WHAT THE TASK REQUIRES: Drop every picture and copy exactly the lines from the one with "What data populates" through the last line of the listing below.

(DATA TO EXAMINE begins)

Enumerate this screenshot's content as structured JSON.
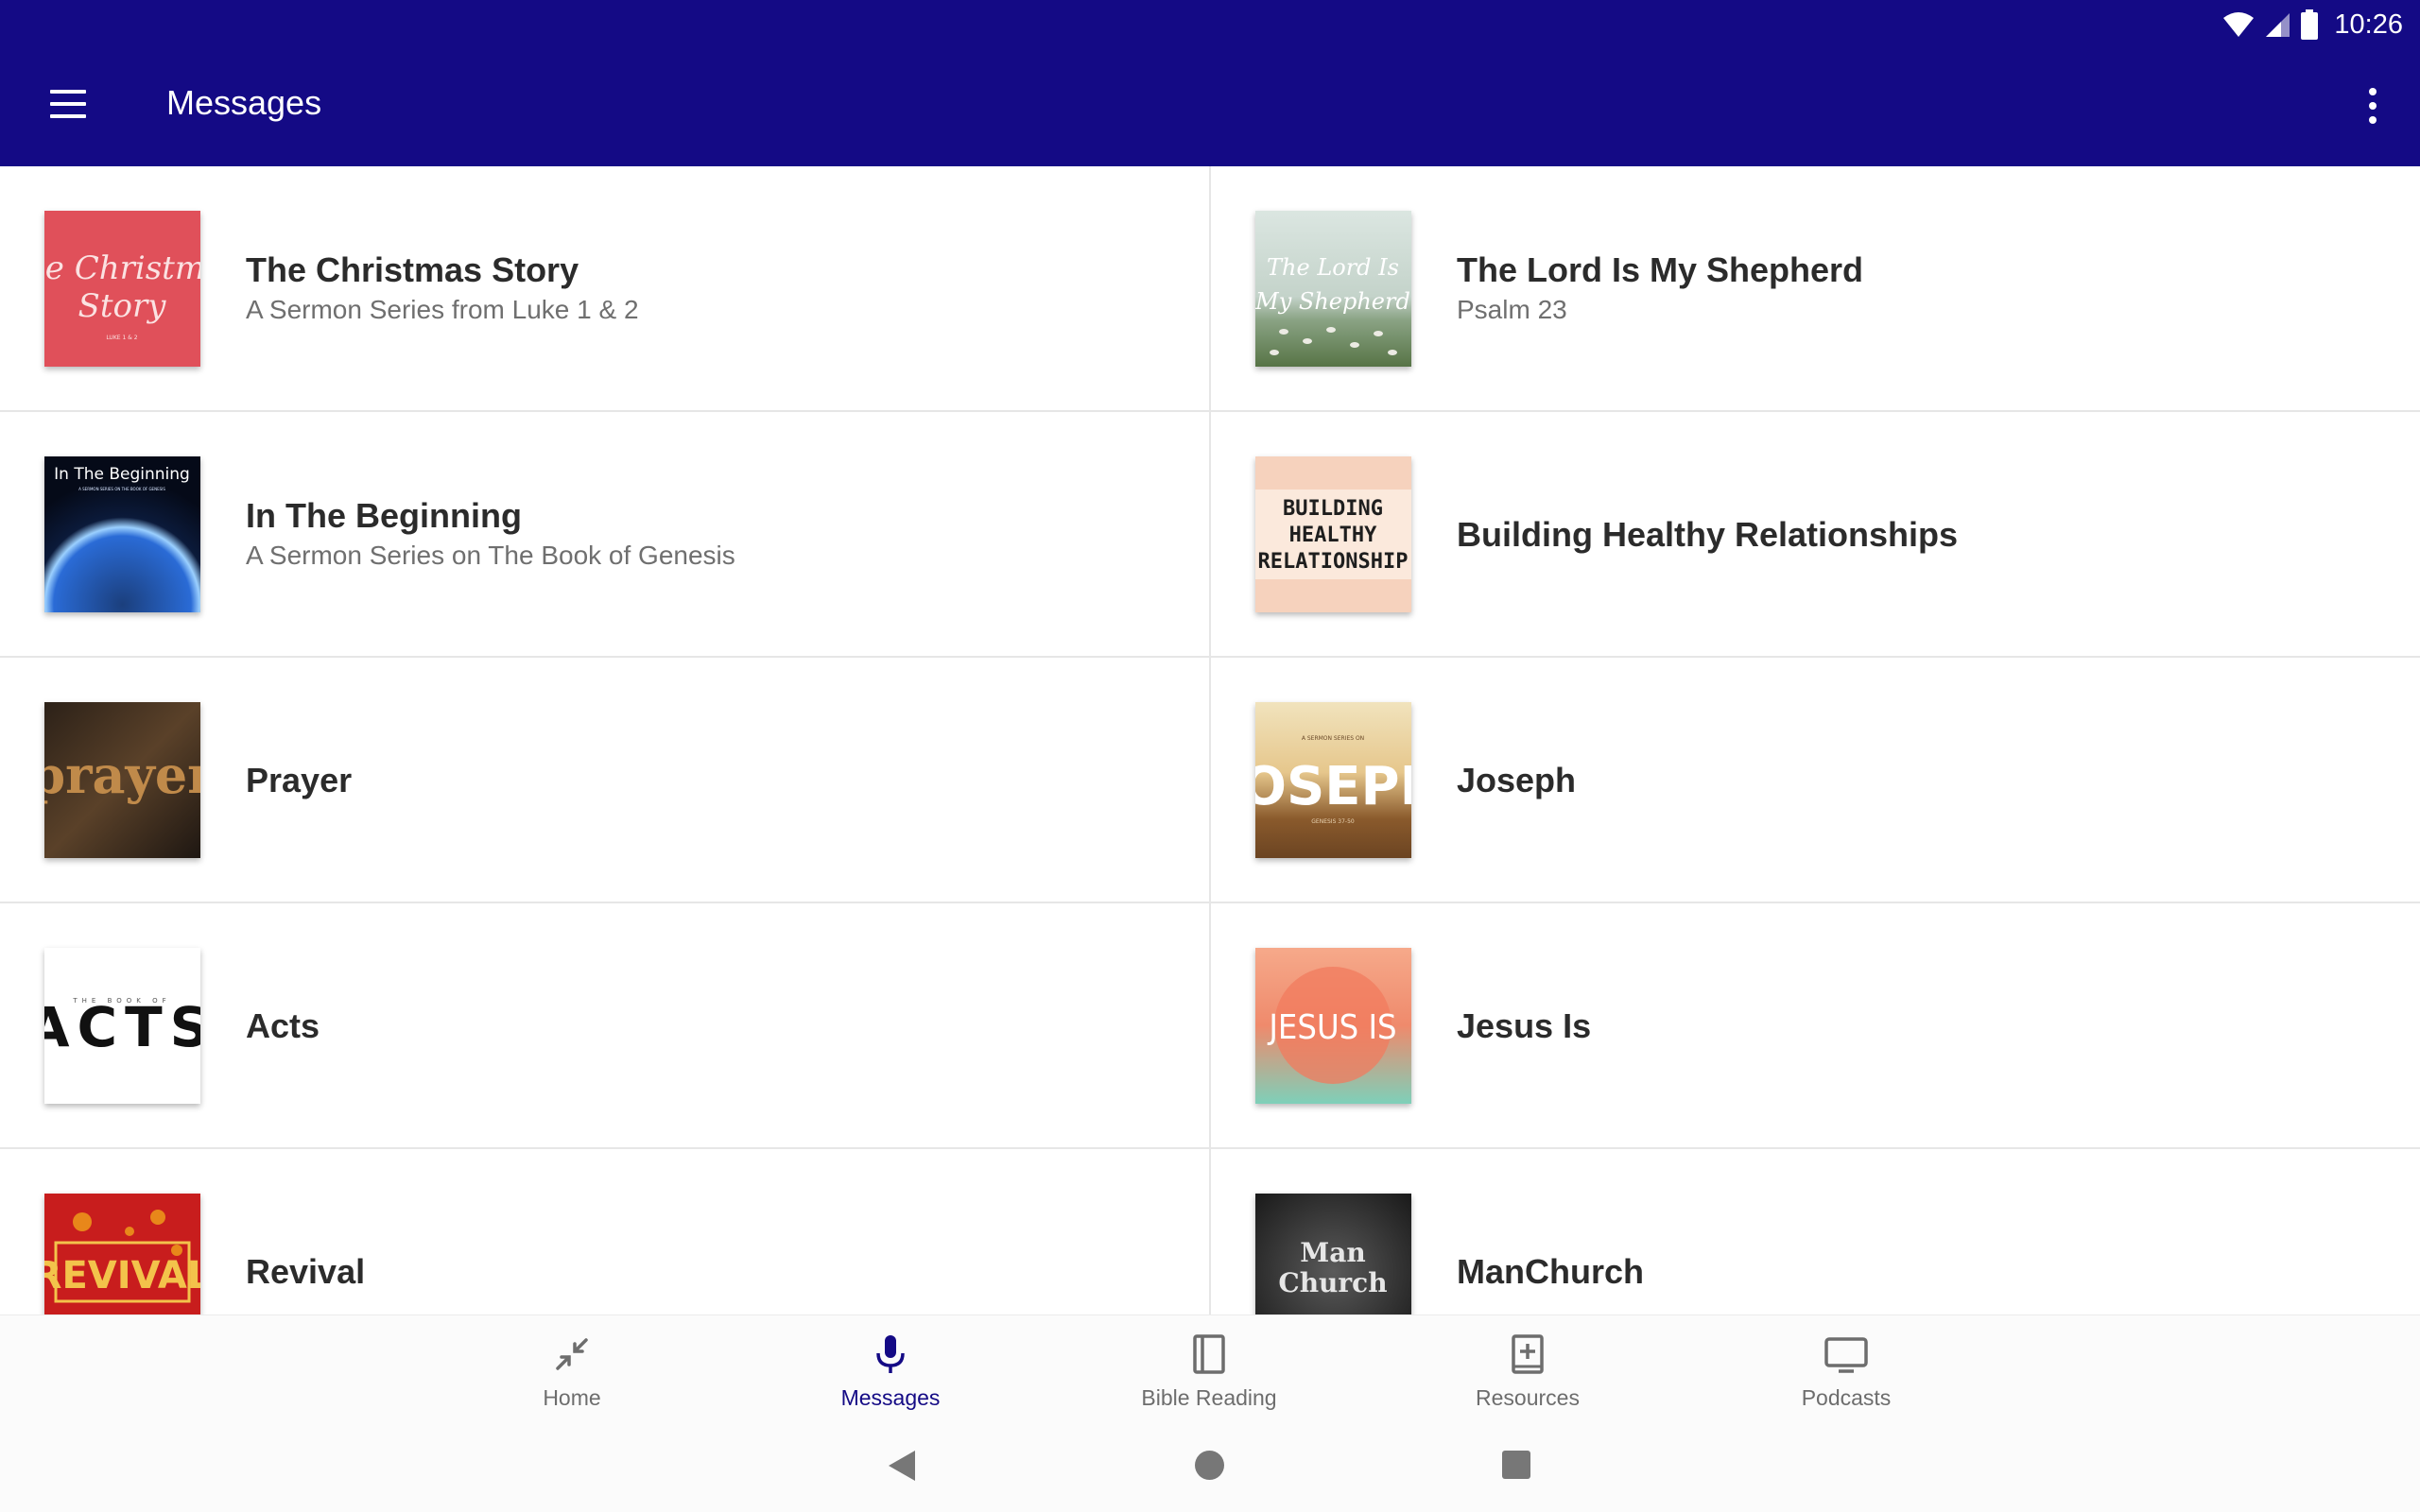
{
  "status_bar": {
    "time": "10:26",
    "icons": [
      "wifi-icon",
      "signal-icon",
      "battery-icon"
    ]
  },
  "app_bar": {
    "title": "Messages",
    "menu_icon": "hamburger-menu-icon",
    "more_icon": "more-vert-icon",
    "background": "#140a85"
  },
  "series": [
    {
      "title": "The Christmas Story",
      "subtitle": "A Sermon Series from Luke 1 & 2",
      "art_text": [
        "The Christmas",
        "Story",
        "LUKE 1 & 2"
      ]
    },
    {
      "title": "The Lord Is My Shepherd",
      "subtitle": "Psalm 23",
      "art_text": [
        "The Lord Is",
        "My Shepherd"
      ]
    },
    {
      "title": "In The Beginning",
      "subtitle": "A Sermon Series on The Book of Genesis",
      "art_text": [
        "In The Beginning",
        "A SERMON SERIES ON THE BOOK OF GENESIS"
      ]
    },
    {
      "title": "Building Healthy Relationships",
      "subtitle": "",
      "art_text": [
        "BUILDING",
        "HEALTHY",
        "RELATIONSHIP"
      ]
    },
    {
      "title": "Prayer",
      "subtitle": "",
      "art_text": [
        "prayer"
      ]
    },
    {
      "title": "Joseph",
      "subtitle": "",
      "art_text": [
        "A SERMON SERIES ON",
        "JOSEPH",
        "GENESIS 37-50"
      ]
    },
    {
      "title": "Acts",
      "subtitle": "",
      "art_text": [
        "THE BOOK OF",
        "ACTS"
      ]
    },
    {
      "title": "Jesus Is",
      "subtitle": "",
      "art_text": [
        "JESUS IS"
      ]
    },
    {
      "title": "Revival",
      "subtitle": "",
      "art_text": [
        "REVIVAL"
      ]
    },
    {
      "title": "ManChurch",
      "subtitle": "",
      "art_text": [
        "Man",
        "Church"
      ]
    }
  ],
  "bottom_nav": {
    "items": [
      {
        "label": "Home",
        "icon": "collapse-arrows-icon",
        "active": false
      },
      {
        "label": "Messages",
        "icon": "microphone-icon",
        "active": true
      },
      {
        "label": "Bible Reading",
        "icon": "book-icon",
        "active": false
      },
      {
        "label": "Resources",
        "icon": "add-book-icon",
        "active": false
      },
      {
        "label": "Podcasts",
        "icon": "monitor-icon",
        "active": false
      }
    ],
    "active_color": "#140a85",
    "inactive_color": "#6d6d6d"
  },
  "system_nav": {
    "icons": [
      "back-icon",
      "home-icon",
      "recents-icon"
    ]
  }
}
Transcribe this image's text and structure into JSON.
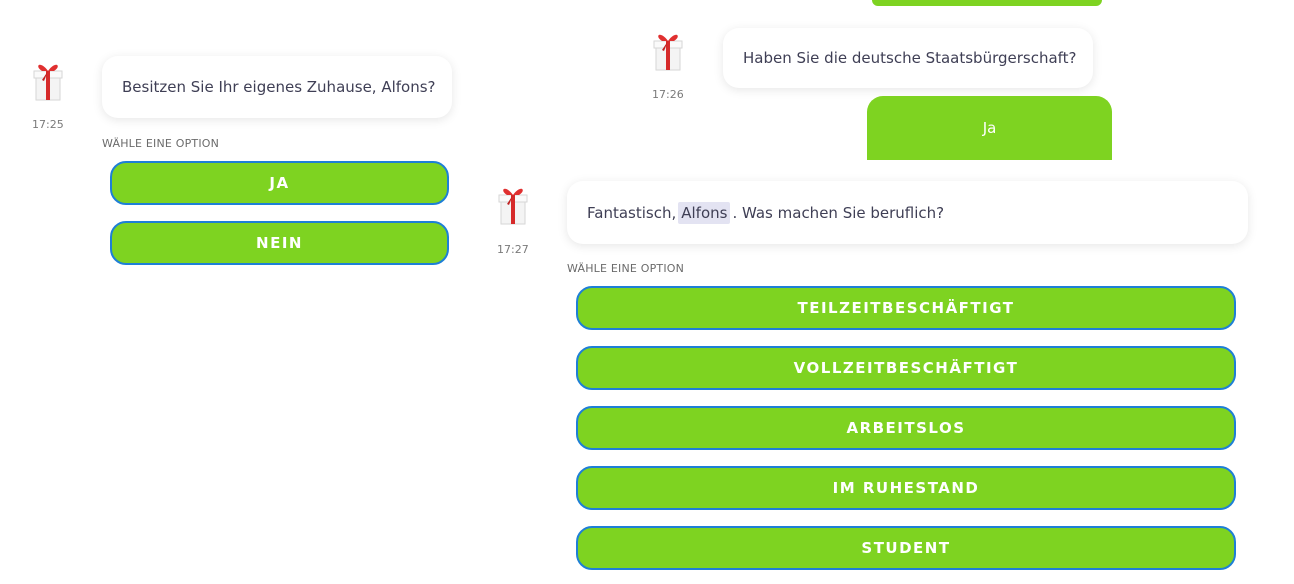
{
  "left_column": {
    "bot_message": "Besitzen Sie Ihr eigenes Zuhause, Alfons?",
    "time": "17:25",
    "option_label": "WÄHLE EINE OPTION",
    "options": [
      "JA",
      "NEIN"
    ]
  },
  "right_column": {
    "bot_message_1": "Haben Sie die deutsche Staatsbürgerschaft?",
    "time_1": "17:26",
    "user_reply": "Ja",
    "bot_message_2": {
      "prefix": "Fantastisch,",
      "name": "Alfons",
      "suffix": ". Was machen Sie beruflich?"
    },
    "time_2": "17:27",
    "option_label": "WÄHLE EINE OPTION",
    "options": [
      "TEILZEITBESCHÄFTIGT",
      "VOLLZEITBESCHÄFTIGT",
      "ARBEITSLOS",
      "IM RUHESTAND",
      "STUDENT"
    ]
  },
  "icons": {
    "avatar": "gift-icon"
  },
  "colors": {
    "accent_green": "#7ed321",
    "button_border": "#1e7fd6",
    "text": "#3f3f55"
  }
}
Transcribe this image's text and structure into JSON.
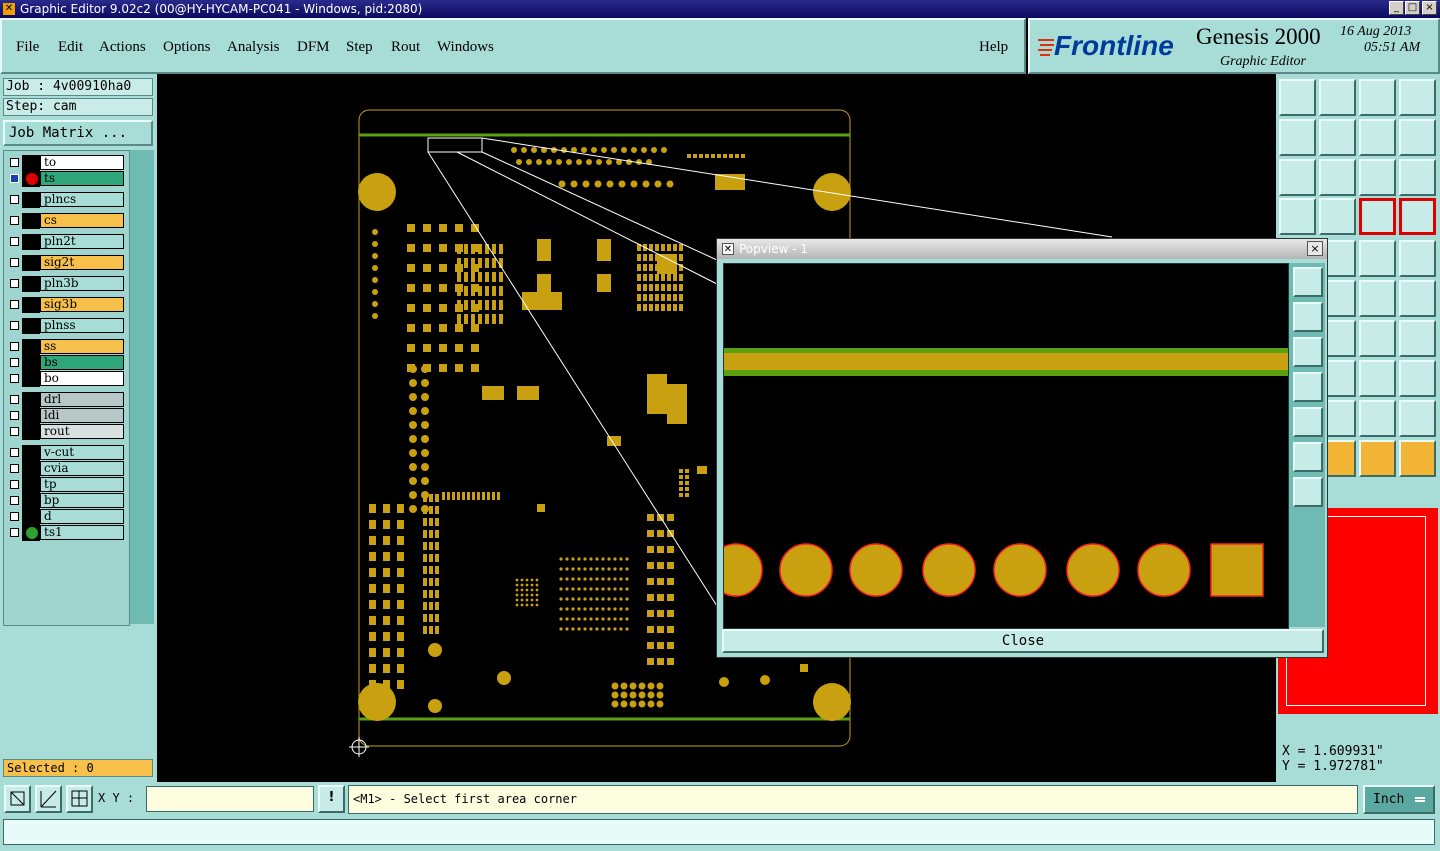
{
  "window": {
    "title": "Graphic Editor 9.02c2 (00@HY-HYCAM-PC041 - Windows, pid:2080)",
    "controls": [
      "_",
      "□",
      "×"
    ]
  },
  "menu": {
    "items": [
      "File",
      "Edit",
      "Actions",
      "Options",
      "Analysis",
      "DFM",
      "Step",
      "Rout",
      "Windows"
    ],
    "help": "Help"
  },
  "brand": {
    "logo": "Frontline",
    "product": "Genesis 2000",
    "subtitle": "Graphic Editor",
    "date": "16 Aug 2013",
    "time": "05:51 AM"
  },
  "job": {
    "job_label": "Job : 4v00910ha0",
    "step_label": "Step: cam",
    "matrix_button": "Job Matrix ..."
  },
  "layers": [
    {
      "name": "to",
      "color": "#ffffff"
    },
    {
      "name": "ts",
      "color": "#2fa77a",
      "active": true
    },
    {
      "name": "plncs",
      "color": "#a7dcd7"
    },
    {
      "name": "cs",
      "color": "#f7c04a"
    },
    {
      "name": "pln2t",
      "color": "#a7dcd7"
    },
    {
      "name": "sig2t",
      "color": "#f7c04a"
    },
    {
      "name": "pln3b",
      "color": "#a7dcd7"
    },
    {
      "name": "sig3b",
      "color": "#f7c04a"
    },
    {
      "name": "plnss",
      "color": "#a7dcd7"
    },
    {
      "name": "ss",
      "color": "#f7c04a"
    },
    {
      "name": "bs",
      "color": "#2fa77a"
    },
    {
      "name": "bo",
      "color": "#ffffff"
    },
    {
      "name": "drl",
      "color": "#b7c6c6"
    },
    {
      "name": "ldi",
      "color": "#b7c6c6"
    },
    {
      "name": "rout",
      "color": "#d8e0e0"
    },
    {
      "name": "v-cut",
      "color": "#a7dcd7"
    },
    {
      "name": "cvia",
      "color": "#a7dcd7"
    },
    {
      "name": "tp",
      "color": "#a7dcd7"
    },
    {
      "name": "bp",
      "color": "#a7dcd7"
    },
    {
      "name": "d",
      "color": "#a7dcd7"
    },
    {
      "name": "ts1",
      "color": "#a7dcd7"
    }
  ],
  "selected_label": "Selected : 0",
  "popview": {
    "title": "Popview - 1",
    "close_label": "Close"
  },
  "coords": {
    "x": "X = 1.609931\"",
    "y": "Y = 1.972781\""
  },
  "bottom": {
    "xy_label": "X Y :",
    "xy_value": "",
    "prompt": "<M1> - Select first area corner",
    "units": "Inch"
  },
  "colors": {
    "pad": "#c8a010",
    "pad_outline": "#ff2020",
    "trace_green": "#5aa010",
    "panel": "#a7dcd7"
  }
}
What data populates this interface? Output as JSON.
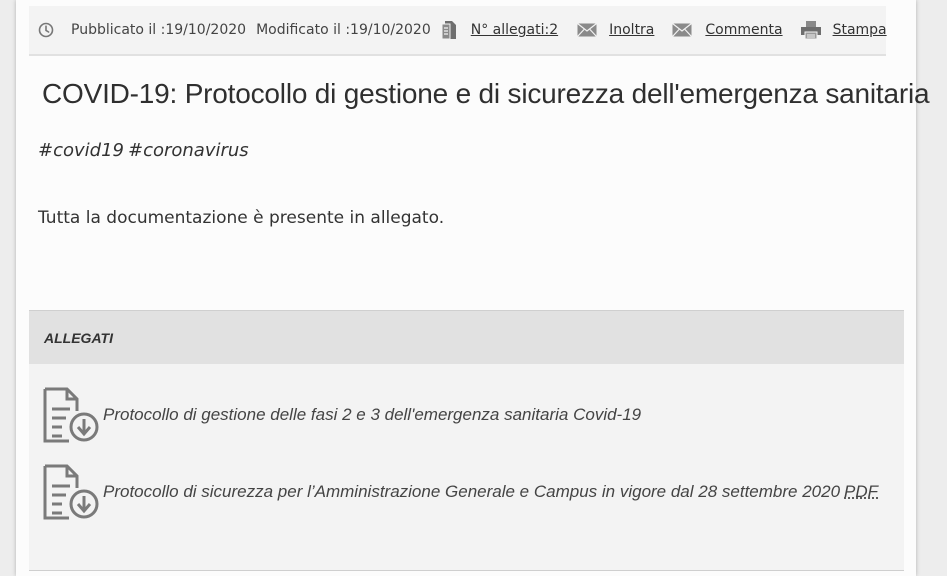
{
  "meta": {
    "published_label": "Pubblicato il :",
    "published_date": "19/10/2020",
    "modified_label": "Modificato il :",
    "modified_date": "19/10/2020",
    "attachments_link": "N° allegati:2",
    "forward_link": "Inoltra",
    "comment_link": "Commenta",
    "print_link": "Stampa",
    "icons": [
      "clock-icon",
      "attachment-doc-icon",
      "envelope-icon",
      "envelope-icon",
      "printer-icon"
    ]
  },
  "article": {
    "title": "COVID-19: Protocollo di gestione e di sicurezza dell'emergenza sanitaria",
    "tags": [
      "#covid19",
      "#coronavirus"
    ],
    "body": "Tutta la documentazione è presente in allegato."
  },
  "attachments": {
    "header": "ALLEGATI",
    "items": [
      {
        "label": "Protocollo di gestione delle fasi 2 e 3 dell'emergenza sanitaria Covid-19",
        "format": ""
      },
      {
        "label": "Protocollo di sicurezza per l’Amministrazione Generale e Campus in vigore dal 28 settembre 2020",
        "format": "PDF"
      }
    ]
  },
  "colors": {
    "meta_bar": "#f3f3f3",
    "attach_header": "#e1e1e1",
    "attach_body": "#f3f3f3",
    "icon_gray": "#7a7a7a"
  }
}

(DATA TO EXAMINE ends)

RESULT:
What data populates this interface? Output as JSON.
{
  "meta": {
    "published_label": "Pubblicato il :",
    "published_date": "19/10/2020",
    "modified_label": "Modificato il :",
    "modified_date": "19/10/2020",
    "attachments_link": "N° allegati:2",
    "forward_link": "Inoltra",
    "comment_link": "Commenta",
    "print_link": "Stampa",
    "icons": [
      "clock-icon",
      "attachment-doc-icon",
      "envelope-icon",
      "envelope-icon",
      "printer-icon"
    ]
  },
  "article": {
    "title": "COVID-19: Protocollo di gestione e di sicurezza dell'emergenza sanitaria",
    "tags": [
      "#covid19",
      "#coronavirus"
    ],
    "body": "Tutta la documentazione è presente in allegato."
  },
  "attachments": {
    "header": "ALLEGATI",
    "items": [
      {
        "label": "Protocollo di gestione delle fasi 2 e 3 dell'emergenza sanitaria Covid-19",
        "format": ""
      },
      {
        "label": "Protocollo di sicurezza per l’Amministrazione Generale e Campus in vigore dal 28 settembre 2020",
        "format": "PDF"
      }
    ]
  },
  "colors": {
    "meta_bar": "#f3f3f3",
    "attach_header": "#e1e1e1",
    "attach_body": "#f3f3f3",
    "icon_gray": "#7a7a7a"
  }
}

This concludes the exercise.